* _JOB_: From the financial disclosure excerpt, quote the passage verbatim, beginning at the words "Management believes that" and stopping after "our financial condition.".

* _TEXT SECTION_:
-- Begin --

If additional financing is not available when needed, we may need to cease operations. There can be no assurance that we will be successful in raising the capital needed to recomplete oil or gas wells nor that any such additional financing will be available to us on acceptable terms or at all.

 

Management believes that actions presently being taken to obtain additional funding provide the opportunity for the Company to continue as a going concern. The accompanying financial statements have been prepared assuming the Company will continue as a going concern; no adjustments to the financial statements have been made to account for this uncertainty.

 

Off-Balance Sheet Arrangements

 

As of September 30, 2021, we had no off-balance sheet arrangements that have or are reasonably likely to have a current or future effect on our financial condition, results of operations, liquidity or capital resources or change our financial condition.

 

Trends Affecting Future Operations

 

The factors that will most significantly affect our results of operations will be (i) the sale prices of crude oil and natural gas, (ii) the amount of production from oil or gas wells in which we have an interest, and (iii) lease operating expenses. Our revenues will also be significantly impacted by our ability to maintain or increase oil or gas production through exploration and development activities, and the availability of funding to complete such activities.

-- End --

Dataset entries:
-- Begin --

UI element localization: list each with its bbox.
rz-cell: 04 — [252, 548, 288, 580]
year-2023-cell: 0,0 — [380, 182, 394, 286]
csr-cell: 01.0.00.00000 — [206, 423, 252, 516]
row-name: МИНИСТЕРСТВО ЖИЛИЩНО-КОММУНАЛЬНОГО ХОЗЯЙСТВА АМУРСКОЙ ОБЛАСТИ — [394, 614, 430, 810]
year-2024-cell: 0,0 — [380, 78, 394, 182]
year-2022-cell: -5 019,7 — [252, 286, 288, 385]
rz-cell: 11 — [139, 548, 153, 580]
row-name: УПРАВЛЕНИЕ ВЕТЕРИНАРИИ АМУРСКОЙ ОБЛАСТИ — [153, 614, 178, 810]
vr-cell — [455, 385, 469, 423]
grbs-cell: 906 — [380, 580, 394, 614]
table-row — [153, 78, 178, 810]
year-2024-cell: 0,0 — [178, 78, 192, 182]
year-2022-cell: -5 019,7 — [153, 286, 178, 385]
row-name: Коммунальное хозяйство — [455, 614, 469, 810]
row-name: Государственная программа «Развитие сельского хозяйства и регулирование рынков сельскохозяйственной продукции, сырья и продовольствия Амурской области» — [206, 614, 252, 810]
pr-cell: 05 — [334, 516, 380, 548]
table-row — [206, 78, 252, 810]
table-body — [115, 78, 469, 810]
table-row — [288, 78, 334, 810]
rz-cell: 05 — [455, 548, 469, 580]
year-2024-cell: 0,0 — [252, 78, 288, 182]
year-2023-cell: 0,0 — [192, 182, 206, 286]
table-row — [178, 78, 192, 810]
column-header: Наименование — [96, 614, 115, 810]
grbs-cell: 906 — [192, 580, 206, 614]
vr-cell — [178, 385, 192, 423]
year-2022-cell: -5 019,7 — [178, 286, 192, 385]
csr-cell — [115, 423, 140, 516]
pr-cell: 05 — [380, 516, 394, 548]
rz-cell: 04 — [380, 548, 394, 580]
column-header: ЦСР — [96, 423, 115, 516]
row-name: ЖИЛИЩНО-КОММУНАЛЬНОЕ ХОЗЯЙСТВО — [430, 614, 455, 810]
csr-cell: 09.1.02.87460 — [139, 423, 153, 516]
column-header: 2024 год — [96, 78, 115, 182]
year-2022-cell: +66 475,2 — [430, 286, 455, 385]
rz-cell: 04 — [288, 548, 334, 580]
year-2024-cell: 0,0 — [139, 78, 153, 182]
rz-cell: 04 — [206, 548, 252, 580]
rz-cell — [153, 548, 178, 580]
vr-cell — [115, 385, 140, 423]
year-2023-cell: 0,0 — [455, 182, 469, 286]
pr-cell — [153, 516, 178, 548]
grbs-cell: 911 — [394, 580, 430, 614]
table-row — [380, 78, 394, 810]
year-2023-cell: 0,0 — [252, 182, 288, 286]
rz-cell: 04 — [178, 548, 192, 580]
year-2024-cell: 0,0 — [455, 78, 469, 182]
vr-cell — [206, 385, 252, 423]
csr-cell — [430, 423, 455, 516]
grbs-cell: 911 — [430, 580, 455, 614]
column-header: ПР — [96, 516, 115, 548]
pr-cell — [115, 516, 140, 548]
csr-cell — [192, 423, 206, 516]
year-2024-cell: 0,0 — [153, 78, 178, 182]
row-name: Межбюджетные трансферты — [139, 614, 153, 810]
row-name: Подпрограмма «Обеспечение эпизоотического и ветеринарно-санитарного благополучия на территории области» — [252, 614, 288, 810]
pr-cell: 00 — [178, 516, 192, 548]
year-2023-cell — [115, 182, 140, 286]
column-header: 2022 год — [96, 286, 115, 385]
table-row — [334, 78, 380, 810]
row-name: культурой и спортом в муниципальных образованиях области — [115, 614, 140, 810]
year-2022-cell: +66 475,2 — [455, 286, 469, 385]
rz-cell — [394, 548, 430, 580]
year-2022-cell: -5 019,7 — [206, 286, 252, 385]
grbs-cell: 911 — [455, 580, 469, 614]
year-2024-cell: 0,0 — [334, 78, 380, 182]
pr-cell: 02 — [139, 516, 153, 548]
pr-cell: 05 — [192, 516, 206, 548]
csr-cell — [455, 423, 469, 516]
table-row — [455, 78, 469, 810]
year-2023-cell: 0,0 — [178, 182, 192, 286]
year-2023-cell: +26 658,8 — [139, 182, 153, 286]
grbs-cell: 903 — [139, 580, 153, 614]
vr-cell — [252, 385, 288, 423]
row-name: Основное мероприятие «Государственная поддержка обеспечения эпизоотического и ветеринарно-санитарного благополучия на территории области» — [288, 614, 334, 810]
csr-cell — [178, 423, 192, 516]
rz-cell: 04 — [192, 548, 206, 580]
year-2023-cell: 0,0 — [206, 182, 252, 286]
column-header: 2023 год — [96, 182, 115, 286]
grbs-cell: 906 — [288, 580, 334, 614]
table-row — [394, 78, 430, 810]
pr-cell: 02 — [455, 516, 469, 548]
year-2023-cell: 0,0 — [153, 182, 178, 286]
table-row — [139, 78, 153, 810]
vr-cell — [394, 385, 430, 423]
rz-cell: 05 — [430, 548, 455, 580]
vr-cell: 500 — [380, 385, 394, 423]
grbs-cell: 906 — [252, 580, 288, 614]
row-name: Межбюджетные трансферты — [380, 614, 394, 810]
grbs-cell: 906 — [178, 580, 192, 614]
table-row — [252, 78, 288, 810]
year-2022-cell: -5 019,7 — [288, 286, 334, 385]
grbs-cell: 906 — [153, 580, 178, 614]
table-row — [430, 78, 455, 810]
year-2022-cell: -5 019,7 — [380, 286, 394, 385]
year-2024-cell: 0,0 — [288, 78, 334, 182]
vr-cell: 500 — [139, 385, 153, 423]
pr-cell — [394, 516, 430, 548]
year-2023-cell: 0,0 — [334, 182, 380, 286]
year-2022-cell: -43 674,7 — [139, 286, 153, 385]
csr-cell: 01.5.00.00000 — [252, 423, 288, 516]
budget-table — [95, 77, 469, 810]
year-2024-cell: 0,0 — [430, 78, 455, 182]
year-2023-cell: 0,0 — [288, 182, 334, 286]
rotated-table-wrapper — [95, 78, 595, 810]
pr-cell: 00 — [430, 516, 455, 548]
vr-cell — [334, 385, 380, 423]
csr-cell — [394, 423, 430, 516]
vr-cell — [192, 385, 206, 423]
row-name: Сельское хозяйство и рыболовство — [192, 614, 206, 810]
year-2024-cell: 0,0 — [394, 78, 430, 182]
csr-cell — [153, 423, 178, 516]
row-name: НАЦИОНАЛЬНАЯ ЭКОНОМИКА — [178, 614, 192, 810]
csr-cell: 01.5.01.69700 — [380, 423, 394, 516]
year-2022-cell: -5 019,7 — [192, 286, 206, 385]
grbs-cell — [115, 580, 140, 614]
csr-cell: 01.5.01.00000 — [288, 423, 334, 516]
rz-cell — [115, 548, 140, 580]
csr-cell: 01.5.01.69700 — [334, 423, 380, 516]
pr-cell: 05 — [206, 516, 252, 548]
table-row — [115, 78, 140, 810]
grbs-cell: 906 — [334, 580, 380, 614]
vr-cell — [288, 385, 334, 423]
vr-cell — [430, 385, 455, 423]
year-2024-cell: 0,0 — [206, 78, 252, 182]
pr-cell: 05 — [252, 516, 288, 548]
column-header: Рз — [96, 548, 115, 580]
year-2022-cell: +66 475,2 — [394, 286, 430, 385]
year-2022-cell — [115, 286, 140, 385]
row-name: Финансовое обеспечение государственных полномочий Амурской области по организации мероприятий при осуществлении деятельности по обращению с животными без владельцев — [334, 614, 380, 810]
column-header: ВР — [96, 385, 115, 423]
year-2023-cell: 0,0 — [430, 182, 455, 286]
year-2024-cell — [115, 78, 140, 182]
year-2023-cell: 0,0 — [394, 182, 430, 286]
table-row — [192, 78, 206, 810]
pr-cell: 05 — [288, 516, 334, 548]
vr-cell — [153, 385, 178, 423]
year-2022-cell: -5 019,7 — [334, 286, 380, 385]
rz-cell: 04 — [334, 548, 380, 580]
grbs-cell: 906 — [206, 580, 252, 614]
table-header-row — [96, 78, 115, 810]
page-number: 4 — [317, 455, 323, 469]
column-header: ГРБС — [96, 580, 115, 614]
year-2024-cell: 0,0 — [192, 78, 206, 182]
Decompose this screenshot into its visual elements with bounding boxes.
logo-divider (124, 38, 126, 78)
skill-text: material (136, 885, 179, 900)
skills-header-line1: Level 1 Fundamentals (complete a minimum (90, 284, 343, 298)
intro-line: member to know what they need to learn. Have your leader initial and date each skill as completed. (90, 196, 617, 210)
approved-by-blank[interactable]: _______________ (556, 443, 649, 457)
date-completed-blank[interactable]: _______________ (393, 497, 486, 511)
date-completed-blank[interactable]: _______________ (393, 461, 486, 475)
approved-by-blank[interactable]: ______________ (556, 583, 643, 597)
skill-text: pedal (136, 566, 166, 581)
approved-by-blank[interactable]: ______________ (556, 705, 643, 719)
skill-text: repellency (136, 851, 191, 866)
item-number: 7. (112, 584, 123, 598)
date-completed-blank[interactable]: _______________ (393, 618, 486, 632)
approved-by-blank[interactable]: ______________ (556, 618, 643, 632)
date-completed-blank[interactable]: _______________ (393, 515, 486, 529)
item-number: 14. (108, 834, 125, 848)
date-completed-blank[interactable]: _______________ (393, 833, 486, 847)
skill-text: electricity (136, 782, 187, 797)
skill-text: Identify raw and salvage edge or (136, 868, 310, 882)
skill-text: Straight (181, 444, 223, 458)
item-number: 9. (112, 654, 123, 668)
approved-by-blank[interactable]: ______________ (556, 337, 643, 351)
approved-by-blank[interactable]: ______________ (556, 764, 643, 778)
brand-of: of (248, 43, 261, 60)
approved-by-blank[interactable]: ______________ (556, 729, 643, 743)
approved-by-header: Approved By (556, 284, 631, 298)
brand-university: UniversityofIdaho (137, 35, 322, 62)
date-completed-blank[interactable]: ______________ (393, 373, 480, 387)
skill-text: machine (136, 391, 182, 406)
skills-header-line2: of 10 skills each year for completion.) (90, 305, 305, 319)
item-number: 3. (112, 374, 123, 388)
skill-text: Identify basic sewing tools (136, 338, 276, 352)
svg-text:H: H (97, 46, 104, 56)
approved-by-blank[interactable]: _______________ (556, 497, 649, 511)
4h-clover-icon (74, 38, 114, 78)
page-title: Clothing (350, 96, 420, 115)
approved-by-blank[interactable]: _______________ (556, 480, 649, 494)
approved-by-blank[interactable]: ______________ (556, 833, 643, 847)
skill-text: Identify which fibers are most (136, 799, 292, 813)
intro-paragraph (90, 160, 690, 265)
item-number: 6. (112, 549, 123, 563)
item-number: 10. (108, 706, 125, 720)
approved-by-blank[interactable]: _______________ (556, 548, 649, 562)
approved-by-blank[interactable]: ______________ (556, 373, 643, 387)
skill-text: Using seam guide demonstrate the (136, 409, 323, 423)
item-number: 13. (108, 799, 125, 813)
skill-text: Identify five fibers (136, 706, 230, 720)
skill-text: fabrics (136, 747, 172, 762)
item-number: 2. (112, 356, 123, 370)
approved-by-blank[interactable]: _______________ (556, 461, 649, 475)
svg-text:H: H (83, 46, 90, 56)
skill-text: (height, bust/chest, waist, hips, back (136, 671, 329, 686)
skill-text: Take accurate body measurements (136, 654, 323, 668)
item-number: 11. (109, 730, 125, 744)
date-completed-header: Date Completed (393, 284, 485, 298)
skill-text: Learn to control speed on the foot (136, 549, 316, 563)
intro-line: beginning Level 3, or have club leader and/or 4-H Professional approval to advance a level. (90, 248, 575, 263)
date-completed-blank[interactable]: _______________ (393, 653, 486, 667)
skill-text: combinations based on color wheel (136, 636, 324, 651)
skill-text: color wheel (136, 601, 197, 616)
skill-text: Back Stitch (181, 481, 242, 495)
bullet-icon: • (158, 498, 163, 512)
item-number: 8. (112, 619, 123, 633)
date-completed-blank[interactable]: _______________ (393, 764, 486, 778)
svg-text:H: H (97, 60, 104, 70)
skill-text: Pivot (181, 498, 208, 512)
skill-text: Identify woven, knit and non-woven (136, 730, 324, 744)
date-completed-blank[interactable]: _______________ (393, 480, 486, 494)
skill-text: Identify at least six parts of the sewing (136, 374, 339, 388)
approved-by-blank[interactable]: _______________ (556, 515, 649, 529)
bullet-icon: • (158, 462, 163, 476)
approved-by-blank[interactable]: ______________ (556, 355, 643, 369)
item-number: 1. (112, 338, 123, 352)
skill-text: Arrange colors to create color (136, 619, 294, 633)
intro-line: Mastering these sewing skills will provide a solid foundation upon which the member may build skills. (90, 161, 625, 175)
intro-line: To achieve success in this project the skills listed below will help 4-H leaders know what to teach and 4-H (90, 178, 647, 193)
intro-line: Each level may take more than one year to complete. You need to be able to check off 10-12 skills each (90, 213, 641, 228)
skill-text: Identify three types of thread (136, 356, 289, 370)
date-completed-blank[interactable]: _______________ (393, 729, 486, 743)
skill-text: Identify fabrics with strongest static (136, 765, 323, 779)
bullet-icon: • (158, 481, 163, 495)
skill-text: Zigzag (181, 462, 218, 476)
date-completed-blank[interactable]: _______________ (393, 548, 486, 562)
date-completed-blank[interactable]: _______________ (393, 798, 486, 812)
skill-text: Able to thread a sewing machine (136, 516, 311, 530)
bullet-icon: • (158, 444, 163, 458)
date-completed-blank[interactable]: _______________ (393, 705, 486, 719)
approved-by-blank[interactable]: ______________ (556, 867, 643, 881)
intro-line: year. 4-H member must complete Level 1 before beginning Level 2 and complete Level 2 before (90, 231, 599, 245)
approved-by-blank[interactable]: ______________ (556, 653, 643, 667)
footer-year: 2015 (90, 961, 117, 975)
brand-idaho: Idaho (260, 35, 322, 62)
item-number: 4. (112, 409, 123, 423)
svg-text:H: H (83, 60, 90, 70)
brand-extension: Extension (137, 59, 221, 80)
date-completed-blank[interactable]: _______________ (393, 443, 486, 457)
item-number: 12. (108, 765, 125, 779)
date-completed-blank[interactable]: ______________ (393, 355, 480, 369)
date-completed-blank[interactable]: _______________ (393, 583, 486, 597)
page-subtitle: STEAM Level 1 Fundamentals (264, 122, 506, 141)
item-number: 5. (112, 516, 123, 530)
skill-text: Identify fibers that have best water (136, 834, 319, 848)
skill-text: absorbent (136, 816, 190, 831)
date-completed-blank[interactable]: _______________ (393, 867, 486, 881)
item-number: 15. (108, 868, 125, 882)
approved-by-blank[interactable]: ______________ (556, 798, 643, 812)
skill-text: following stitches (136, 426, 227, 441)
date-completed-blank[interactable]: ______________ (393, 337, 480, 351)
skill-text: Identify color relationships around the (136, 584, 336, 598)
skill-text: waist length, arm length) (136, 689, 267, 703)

-- End --

* _FULL RESPONSE_:
Management believes that actions presently being taken to obtain additional funding provide the opportunity for the Company to continue as a going concern. The accompanying financial statements have been prepared assuming the Company will continue as a going concern; no adjustments to the financial statements have been made to account for this uncertainty.

 

Off-Balance Sheet Arrangements

 

As of September 30, 2021, we had no off-balance sheet arrangements that have or are reasonably likely to have a current or future effect on our financial condition, results of operations, liquidity or capital resources or change our financial condition.